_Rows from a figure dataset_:
+++

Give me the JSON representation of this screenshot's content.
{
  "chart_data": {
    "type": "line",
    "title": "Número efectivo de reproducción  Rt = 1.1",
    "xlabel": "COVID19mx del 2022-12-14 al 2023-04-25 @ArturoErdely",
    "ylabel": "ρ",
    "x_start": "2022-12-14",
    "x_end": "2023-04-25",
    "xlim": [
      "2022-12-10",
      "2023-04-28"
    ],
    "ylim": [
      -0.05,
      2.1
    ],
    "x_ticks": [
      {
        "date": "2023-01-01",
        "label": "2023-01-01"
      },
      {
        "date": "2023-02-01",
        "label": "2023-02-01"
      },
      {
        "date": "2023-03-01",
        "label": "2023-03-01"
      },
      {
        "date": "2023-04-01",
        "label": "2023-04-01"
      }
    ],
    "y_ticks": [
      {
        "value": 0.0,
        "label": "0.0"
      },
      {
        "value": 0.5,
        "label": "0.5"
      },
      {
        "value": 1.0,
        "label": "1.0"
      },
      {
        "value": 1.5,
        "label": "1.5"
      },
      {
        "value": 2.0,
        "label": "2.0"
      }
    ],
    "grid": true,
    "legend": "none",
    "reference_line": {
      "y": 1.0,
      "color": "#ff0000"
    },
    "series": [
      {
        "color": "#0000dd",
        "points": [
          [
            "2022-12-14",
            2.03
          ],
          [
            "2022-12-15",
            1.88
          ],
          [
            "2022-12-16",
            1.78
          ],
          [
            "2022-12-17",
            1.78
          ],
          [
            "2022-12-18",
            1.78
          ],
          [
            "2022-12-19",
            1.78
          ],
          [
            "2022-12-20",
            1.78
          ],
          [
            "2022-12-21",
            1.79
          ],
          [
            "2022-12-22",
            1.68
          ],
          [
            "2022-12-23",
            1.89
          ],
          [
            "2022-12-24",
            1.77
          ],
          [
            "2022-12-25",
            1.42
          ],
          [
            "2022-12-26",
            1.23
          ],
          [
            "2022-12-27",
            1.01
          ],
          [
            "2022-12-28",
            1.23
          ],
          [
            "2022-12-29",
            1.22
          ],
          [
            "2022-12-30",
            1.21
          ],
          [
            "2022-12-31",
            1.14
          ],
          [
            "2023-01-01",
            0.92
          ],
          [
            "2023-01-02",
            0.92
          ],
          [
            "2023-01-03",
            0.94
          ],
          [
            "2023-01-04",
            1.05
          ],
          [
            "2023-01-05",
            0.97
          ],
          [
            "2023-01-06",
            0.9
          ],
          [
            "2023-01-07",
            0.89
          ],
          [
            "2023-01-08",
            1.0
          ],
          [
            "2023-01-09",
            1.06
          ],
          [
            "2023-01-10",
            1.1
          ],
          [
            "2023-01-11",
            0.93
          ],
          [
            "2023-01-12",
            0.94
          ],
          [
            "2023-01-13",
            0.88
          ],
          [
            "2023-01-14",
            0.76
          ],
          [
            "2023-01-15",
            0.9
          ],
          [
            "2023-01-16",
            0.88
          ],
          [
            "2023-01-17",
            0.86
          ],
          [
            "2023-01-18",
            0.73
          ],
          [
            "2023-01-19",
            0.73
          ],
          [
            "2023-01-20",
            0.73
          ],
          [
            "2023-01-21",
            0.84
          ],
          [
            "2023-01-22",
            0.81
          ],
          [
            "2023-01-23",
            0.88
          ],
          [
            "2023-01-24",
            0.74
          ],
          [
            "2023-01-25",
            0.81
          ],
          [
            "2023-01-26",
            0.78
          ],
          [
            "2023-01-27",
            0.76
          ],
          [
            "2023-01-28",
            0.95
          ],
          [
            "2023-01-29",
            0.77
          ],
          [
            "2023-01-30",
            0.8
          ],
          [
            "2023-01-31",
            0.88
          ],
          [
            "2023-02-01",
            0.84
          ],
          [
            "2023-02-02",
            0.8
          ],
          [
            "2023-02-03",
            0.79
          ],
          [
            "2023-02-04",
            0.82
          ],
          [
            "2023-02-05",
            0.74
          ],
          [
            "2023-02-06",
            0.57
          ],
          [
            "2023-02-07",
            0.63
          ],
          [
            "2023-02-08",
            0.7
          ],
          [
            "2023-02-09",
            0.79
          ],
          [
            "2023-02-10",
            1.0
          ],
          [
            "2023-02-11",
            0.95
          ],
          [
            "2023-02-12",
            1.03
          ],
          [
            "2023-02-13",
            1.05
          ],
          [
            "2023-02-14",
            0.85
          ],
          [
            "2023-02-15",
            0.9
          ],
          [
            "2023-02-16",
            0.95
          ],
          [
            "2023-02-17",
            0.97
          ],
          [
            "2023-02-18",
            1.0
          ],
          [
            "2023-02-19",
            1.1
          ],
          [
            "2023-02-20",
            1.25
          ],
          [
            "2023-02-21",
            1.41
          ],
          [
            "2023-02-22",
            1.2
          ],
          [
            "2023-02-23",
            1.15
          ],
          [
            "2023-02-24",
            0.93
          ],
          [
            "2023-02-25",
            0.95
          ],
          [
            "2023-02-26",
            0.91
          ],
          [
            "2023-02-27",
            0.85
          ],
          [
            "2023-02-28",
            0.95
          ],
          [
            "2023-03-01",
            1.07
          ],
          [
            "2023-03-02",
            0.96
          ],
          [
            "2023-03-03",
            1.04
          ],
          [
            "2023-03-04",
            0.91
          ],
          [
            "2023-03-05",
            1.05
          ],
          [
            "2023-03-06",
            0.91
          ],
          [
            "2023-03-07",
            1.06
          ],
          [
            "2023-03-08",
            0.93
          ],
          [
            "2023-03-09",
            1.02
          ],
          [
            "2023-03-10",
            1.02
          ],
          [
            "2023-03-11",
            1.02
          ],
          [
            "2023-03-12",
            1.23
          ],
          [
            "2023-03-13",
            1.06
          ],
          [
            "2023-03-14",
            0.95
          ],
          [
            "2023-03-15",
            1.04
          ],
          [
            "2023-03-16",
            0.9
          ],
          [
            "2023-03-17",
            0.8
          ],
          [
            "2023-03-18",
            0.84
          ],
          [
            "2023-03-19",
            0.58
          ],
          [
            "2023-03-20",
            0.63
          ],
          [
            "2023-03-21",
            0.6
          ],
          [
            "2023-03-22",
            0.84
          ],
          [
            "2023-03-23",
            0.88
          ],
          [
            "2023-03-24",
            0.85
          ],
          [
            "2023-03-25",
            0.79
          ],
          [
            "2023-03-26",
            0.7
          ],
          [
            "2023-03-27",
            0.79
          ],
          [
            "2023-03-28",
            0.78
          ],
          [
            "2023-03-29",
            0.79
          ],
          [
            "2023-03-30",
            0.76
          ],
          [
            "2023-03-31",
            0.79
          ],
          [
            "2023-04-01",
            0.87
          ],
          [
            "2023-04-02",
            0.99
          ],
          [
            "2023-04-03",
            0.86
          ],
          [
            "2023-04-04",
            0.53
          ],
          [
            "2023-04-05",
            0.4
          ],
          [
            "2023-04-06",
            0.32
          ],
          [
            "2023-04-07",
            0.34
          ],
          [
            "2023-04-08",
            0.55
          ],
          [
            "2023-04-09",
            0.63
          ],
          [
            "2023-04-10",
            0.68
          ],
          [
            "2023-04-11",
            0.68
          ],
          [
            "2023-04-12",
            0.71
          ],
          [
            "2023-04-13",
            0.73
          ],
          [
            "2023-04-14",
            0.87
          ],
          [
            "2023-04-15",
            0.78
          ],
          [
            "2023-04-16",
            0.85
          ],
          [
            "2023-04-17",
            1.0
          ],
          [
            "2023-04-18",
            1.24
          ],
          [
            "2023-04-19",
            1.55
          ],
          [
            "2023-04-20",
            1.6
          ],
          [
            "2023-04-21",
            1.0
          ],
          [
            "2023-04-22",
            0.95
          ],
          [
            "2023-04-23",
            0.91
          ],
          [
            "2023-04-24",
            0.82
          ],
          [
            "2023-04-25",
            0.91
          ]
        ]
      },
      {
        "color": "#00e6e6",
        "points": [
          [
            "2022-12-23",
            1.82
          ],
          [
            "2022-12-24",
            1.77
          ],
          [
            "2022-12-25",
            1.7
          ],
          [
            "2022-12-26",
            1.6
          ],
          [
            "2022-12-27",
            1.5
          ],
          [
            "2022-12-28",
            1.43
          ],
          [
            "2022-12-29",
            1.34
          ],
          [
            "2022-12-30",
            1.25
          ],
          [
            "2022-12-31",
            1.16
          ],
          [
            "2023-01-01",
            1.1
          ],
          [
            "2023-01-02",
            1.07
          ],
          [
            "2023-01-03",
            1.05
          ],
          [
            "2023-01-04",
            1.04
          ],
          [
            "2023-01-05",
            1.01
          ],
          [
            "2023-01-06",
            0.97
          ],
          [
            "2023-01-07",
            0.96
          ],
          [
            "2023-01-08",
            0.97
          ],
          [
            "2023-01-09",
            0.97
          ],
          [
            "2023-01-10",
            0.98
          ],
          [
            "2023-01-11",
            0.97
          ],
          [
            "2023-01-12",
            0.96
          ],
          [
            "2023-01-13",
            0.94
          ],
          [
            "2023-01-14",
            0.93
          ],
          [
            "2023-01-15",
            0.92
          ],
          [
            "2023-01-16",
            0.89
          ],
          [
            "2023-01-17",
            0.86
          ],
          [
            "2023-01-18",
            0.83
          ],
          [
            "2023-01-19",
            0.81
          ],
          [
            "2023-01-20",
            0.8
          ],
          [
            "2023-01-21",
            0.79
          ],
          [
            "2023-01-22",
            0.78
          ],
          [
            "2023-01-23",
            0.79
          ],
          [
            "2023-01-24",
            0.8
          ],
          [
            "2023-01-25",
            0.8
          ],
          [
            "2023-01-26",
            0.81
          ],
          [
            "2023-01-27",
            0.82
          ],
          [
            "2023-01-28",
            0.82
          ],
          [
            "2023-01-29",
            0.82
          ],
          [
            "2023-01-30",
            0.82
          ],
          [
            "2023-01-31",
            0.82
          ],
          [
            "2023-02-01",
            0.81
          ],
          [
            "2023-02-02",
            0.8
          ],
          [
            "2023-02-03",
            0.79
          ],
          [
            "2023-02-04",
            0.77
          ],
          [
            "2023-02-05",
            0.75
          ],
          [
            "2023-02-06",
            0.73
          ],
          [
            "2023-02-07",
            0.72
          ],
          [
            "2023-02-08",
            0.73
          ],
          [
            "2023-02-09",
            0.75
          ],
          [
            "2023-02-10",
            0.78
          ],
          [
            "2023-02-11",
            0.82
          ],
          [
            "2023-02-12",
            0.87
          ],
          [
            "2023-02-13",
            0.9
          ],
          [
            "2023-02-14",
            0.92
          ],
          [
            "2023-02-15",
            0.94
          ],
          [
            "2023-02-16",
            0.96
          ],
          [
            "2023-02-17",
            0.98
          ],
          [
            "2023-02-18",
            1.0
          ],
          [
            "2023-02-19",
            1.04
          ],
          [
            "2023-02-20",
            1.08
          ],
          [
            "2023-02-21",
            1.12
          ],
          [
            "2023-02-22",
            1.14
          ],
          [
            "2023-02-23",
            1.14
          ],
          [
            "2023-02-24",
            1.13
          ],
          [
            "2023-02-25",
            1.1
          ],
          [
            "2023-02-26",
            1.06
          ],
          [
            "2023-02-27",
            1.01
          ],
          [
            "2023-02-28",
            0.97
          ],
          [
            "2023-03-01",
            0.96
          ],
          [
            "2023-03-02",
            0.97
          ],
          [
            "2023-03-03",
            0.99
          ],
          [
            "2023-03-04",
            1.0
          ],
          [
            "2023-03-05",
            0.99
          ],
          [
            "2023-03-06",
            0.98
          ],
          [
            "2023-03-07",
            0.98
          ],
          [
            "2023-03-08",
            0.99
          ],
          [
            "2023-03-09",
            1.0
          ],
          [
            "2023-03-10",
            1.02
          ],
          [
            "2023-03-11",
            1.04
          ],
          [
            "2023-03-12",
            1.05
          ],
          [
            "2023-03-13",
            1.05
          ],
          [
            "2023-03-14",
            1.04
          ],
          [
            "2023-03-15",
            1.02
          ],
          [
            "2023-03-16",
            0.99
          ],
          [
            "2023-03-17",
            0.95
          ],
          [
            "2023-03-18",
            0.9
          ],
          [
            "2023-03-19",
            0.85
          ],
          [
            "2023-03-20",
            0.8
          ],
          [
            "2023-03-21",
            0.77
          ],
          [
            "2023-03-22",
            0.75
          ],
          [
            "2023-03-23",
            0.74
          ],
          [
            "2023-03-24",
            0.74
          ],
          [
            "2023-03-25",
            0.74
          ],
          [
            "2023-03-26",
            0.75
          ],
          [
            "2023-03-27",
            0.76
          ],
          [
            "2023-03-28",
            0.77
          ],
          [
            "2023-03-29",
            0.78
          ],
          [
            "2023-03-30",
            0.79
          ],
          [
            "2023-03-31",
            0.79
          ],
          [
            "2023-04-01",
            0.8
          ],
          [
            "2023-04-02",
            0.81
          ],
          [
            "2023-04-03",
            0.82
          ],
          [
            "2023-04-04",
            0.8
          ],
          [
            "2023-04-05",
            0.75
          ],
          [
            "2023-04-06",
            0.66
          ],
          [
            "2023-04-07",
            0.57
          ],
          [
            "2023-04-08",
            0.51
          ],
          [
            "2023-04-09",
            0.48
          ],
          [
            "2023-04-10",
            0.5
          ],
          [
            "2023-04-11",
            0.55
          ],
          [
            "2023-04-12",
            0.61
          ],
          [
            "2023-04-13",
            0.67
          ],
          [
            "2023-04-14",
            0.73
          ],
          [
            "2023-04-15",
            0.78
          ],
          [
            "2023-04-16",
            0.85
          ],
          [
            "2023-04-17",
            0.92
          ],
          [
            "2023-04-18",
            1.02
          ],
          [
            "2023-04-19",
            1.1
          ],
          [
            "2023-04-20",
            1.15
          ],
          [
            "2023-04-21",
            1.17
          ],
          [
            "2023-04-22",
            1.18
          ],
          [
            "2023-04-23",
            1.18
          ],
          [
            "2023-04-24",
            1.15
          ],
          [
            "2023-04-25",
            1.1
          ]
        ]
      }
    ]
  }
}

+++

_What is required_:
Which lines hold the word "date"? Copy every one of them.

_Task result_:
        "date": "2023-01-01",
        "date": "2023-02-01",
        "date": "2023-03-01",
        "date": "2023-04-01",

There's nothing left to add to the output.